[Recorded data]
■ ■ ■ ■ ■

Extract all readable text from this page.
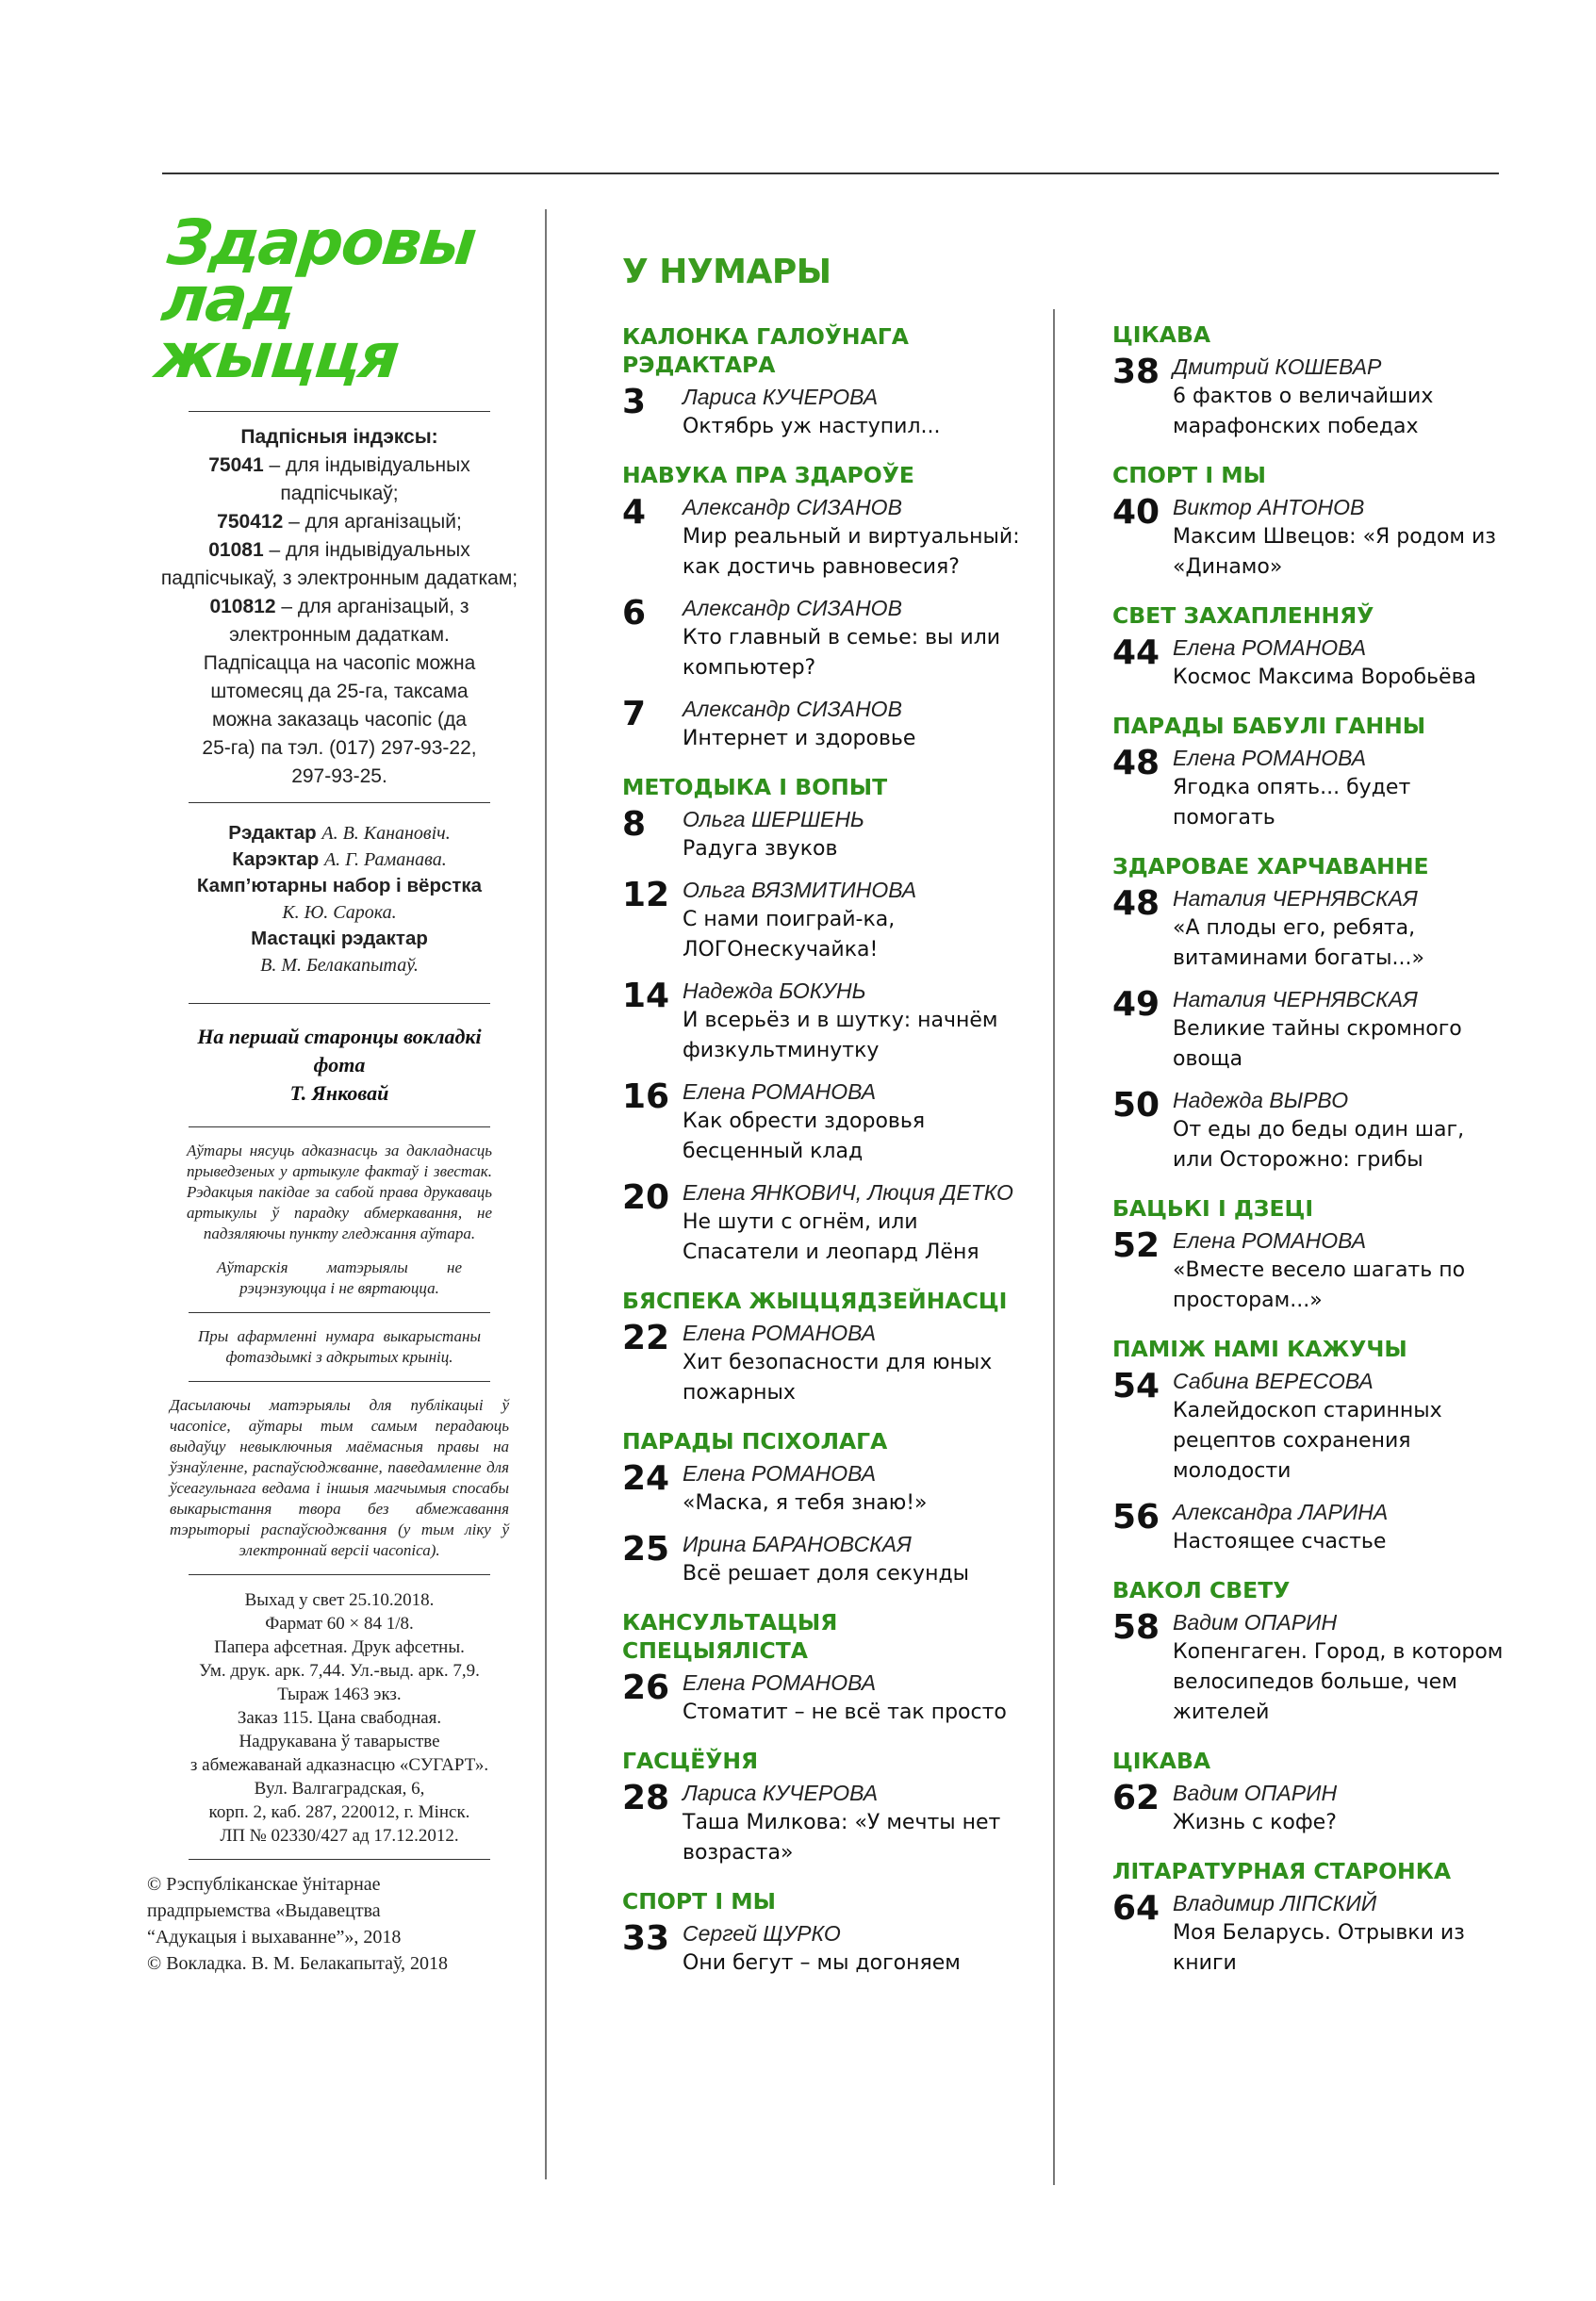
Здаровы
лад жыцця
Падпісныя індэксы:
75041 – для індывідуальных падпісчыкаў;
750412 – для арганізацый;
01081 – для індывідуальных падпісчыкаў, з электронным дадаткам;
010812 – для арганізацый, з электронным дадаткам.
Падпісацца на часопіс можна штомесяц да 25-га, таксама можна заказаць часопіс (да 25-га) па тэл. (017) 297-93-22, 297-93-25.
Рэдактар А. В. Канановіч.
Карэктар А. Г. Раманава.
Камп’ютарны набор і вёрстка
К. Ю. Сарока.
Мастацкі рэдактар
В. М. Белакапытаў.
На першай старонцы вокладкі
фота
Т. Янковай
Аўтары нясуць адказнасць за дакладнасць прыведзеных у артыкуле фактаў і звестак. Рэдакцыя пакідае за сабой права друкаваць артыкулы ў парадку абмеркавання, не падзяляючы пункту гледжання аўтара.
Аўтарскія матэрыялы не рэцэнзуюцца і не вяртаюцца.
Пры афармленні нумара выкарыстаны фотаздымкі з адкрытых крыніц.
Дасылаючы матэрыялы для публікацыі ў часопісе, аўтары тым самым перадаюць выдаўцу невыключныя маёмасныя правы на ўзнаўленне, распаўсюджванне, паведамленне для ўсеагульнага ведама і іншыя магчымыя спосабы выкарыстання твора без абмежавання тэрыторыі распаўсюджвання (у тым ліку ў электроннай версіі часопіса).
Выхад у свет 25.10.2018.
Фармат 60 × 84 1/8.
Папера афсетная. Друк афсетны.
Ум. друк. арк. 7,44. Ул.-выд. арк. 7,9.
Тыраж 1463 экз.
Заказ 115. Цана свабодная.
Надрукавана ў таварыстве
з абмежаванай адказнасцю «СУГАРТ».
Вул. Валгаградская, 6,
корп. 2, каб. 287, 220012, г. Мінск.
ЛП № 02330/427 ад 17.12.2012.
© Рэспубліканскае ўнітарнае прадпрыемства «Выдавецтва “Адукацыя і выхаванне”», 2018
© Вокладка. В. М. Белакапытаў, 2018
У НУМАРЫ
КАЛОНКА ГАЛОЎНАГА РЭДАКТАРА
3	Лариса КУЧЕРОВА
Октябрь уж наступил...
НАВУКА ПРА ЗДАРОЎЕ
4	Александр СИЗАНОВ
Мир реальный и виртуальный: как достичь равновесия?
6	Александр СИЗАНОВ
Кто главный в семье: вы или компьютер?
7	Александр СИЗАНОВ
Интернет и здоровье
МЕТОДЫКА І ВОПЫТ
8	Ольга ШЕРШЕНЬ
Радуга звуков
12 Ольга ВЯЗМИТИНОВА
С нами поиграй-ка, ЛОГОнескучайка!
14 Надежда БОКУНЬ
И всерьёз и в шутку: начнём физкультминутку
16 Елена РОМАНОВА
Как обрести здоровья бесценный клад
20 Елена ЯНКОВИЧ, Люция ДЕТКО
Не шути с огнём, или Спасатели и леопард Лёня
БЯСПЕКА ЖЫЦЦЯДЗЕЙНАСЦІ
22 Елена РОМАНОВА
Хит безопасности для юных пожарных
ПАРАДЫ ПСІХОЛАГА
24 Елена РОМАНОВА
«Маска, я тебя знаю!»
25 Ирина БАРАНОВСКАЯ
Всё решает доля секунды
КАНСУЛЬТАЦЫЯ СПЕЦЫЯЛІСТА
26 Елена РОМАНОВА
Стоматит – не всё так просто
ГАСЦЁЎНЯ
28 Лариса КУЧЕРОВА
Таша Милкова: «У мечты нет возраста»
СПОРТ І МЫ
33 Сергей ЩУРКО
Они бегут – мы догоняем
ЦІКАВА
38 Дмитрий КОШЕВАР
6 фактов о величайших марафонских победах
СПОРТ І МЫ
40 Виктор АНТОНОВ
Максим Швецов: «Я родом из «Динамо»
СВЕТ ЗАХАПЛЕННЯЎ
44 Елена РОМАНОВА
Космос Максима Воробьёва
ПАРАДЫ БАБУЛІ ГАННЫ
48 Елена РОМАНОВА
Ягодка опять... будет помогать
ЗДАРОВАЕ ХАРЧАВАННЕ
48 Наталия ЧЕРНЯВСКАЯ
«А плоды его, ребята, витаминами богаты...»
49 Наталия ЧЕРНЯВСКАЯ
Великие тайны скромного овоща
50 Надежда ВЫРВО
От еды до беды один шаг, или Осторожно: грибы
БАЦЬКІ І ДЗЕЦІ
52 Елена РОМАНОВА
«Вместе весело шагать по просторам...»
ПАМІЖ НАМІ КАЖУЧЫ
54 Сабина ВЕРЕСОВА
Калейдоскоп старинных рецептов сохранения молодости
56 Александра ЛАРИНА
Настоящее счастье
ВАКОЛ СВЕТУ
58 Вадим ОПАРИН
Копенгаген. Город, в котором велосипедов больше, чем жителей
ЦІКАВА
62 Вадим ОПАРИН
Жизнь с кофе?
ЛІТАРАТУРНАЯ СТАРОНКА
64 Владимир ЛІПСКИЙ
Моя Беларусь. Отрывки из книги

■ ■ ■ ■ ■

■ **What you are asked to do**:
Write out the whole listing again, exactly, with no pictures.

■ **Response to the exercise**:
Extract all readable text from this page.
Здаровы
лад жыцця
Падпісныя індэксы:
75041 – для індывідуальных падпісчыкаў;
750412 – для арганізацый;
01081 – для індывідуальных падпісчыкаў, з электронным дадаткам;
010812 – для арганізацый, з электронным дадаткам.
Падпісацца на часопіс можна штомесяц да 25-га, таксама можна заказаць часопіс (да 25-га) па тэл. (017) 297-93-22, 297-93-25.
Рэдактар А. В. Канановіч.
Карэктар А. Г. Раманава.
Камп’ютарны набор і вёрстка
К. Ю. Сарока.
Мастацкі рэдактар
В. М. Белакапытаў.
На першай старонцы вокладкі
фота
Т. Янковай
Аўтары нясуць адказнасць за дакладнасць прыведзеных у артыкуле фактаў і звестак. Рэдакцыя пакідае за сабой права друкаваць артыкулы ў парадку абмеркавання, не падзяляючы пункту гледжання аўтара.
Аўтарскія матэрыялы не рэцэнзуюцца і не вяртаюцца.
Пры афармленні нумара выкарыстаны фотаздымкі з адкрытых крыніц.
Дасылаючы матэрыялы для публікацыі ў часопісе, аўтары тым самым перадаюць выдаўцу невыключныя маёмасныя правы на ўзнаўленне, распаўсюджванне, паведамленне для ўсеагульнага ведама і іншыя магчымыя спосабы выкарыстання твора без абмежавання тэрыторыі распаўсюджвання (у тым ліку ў электроннай версіі часопіса).
Выхад у свет 25.10.2018.
Фармат 60 × 84 1/8.
Папера афсетная. Друк афсетны.
Ум. друк. арк. 7,44. Ул.-выд. арк. 7,9.
Тыраж 1463 экз.
Заказ 115. Цана свабодная.
Надрукавана ў таварыстве
з абмежаванай адказнасцю «СУГАРТ».
Вул. Валгаградская, 6,
корп. 2, каб. 287, 220012, г. Мінск.
ЛП № 02330/427 ад 17.12.2012.
© Рэспубліканскае ўнітарнае прадпрыемства «Выдавецтва “Адукацыя і выхаванне”», 2018
© Вокладка. В. М. Белакапытаў, 2018
У НУМАРЫ
КАЛОНКА ГАЛОЎНАГА РЭДАКТАРА
3	Лариса КУЧЕРОВА
Октябрь уж наступил...
НАВУКА ПРА ЗДАРОЎЕ
4	Александр СИЗАНОВ
Мир реальный и виртуальный: как достичь равновесия?
6	Александр СИЗАНОВ
Кто главный в семье: вы или компьютер?
7	Александр СИЗАНОВ
Интернет и здоровье
МЕТОДЫКА І ВОПЫТ
8	Ольга ШЕРШЕНЬ
Радуга звуков
12 Ольга ВЯЗМИТИНОВА
С нами поиграй-ка, ЛОГОнескучайка!
14 Надежда БОКУНЬ
И всерьёз и в шутку: начнём физкультминутку
16 Елена РОМАНОВА
Как обрести здоровья бесценный клад
20 Елена ЯНКОВИЧ, Люция ДЕТКО
Не шути с огнём, или Спасатели и леопард Лёня
БЯСПЕКА ЖЫЦЦЯДЗЕЙНАСЦІ
22 Елена РОМАНОВА
Хит безопасности для юных пожарных
ПАРАДЫ ПСІХОЛАГА
24 Елена РОМАНОВА
«Маска, я тебя знаю!»
25 Ирина БАРАНОВСКАЯ
Всё решает доля секунды
КАНСУЛЬТАЦЫЯ СПЕЦЫЯЛІСТА
26 Елена РОМАНОВА
Стоматит – не всё так просто
ГАСЦЁЎНЯ
28 Лариса КУЧЕРОВА
Таша Милкова: «У мечты нет возраста»
СПОРТ І МЫ
33 Сергей ЩУРКО
Они бегут – мы догоняем
ЦІКАВА
38 Дмитрий КОШЕВАР
6 фактов о величайших марафонских победах
СПОРТ І МЫ
40 Виктор АНТОНОВ
Максим Швецов: «Я родом из «Динамо»
СВЕТ ЗАХАПЛЕННЯЎ
44 Елена РОМАНОВА
Космос Максима Воробьёва
ПАРАДЫ БАБУЛІ ГАННЫ
48 Елена РОМАНОВА
Ягодка опять... будет помогать
ЗДАРОВАЕ ХАРЧАВАННЕ
48 Наталия ЧЕРНЯВСКАЯ
«А плоды его, ребята, витаминами богаты...»
49 Наталия ЧЕРНЯВСКАЯ
Великие тайны скромного овоща
50 Надежда ВЫРВО
От еды до беды один шаг, или Осторожно: грибы
БАЦЬКІ І ДЗЕЦІ
52 Елена РОМАНОВА
«Вместе весело шагать по просторам...»
ПАМІЖ НАМІ КАЖУЧЫ
54 Сабина ВЕРЕСОВА
Калейдоскоп старинных рецептов сохранения молодости
56 Александра ЛАРИНА
Настоящее счастье
ВАКОЛ СВЕТУ
58 Вадим ОПАРИН
Копенгаген. Город, в котором велосипедов больше, чем жителей
ЦІКАВА
62 Вадим ОПАРИН
Жизнь с кофе?
ЛІТАРАТУРНАЯ СТАРОНКА
64 Владимир ЛІПСКИЙ
Моя Беларусь. Отрывки из книги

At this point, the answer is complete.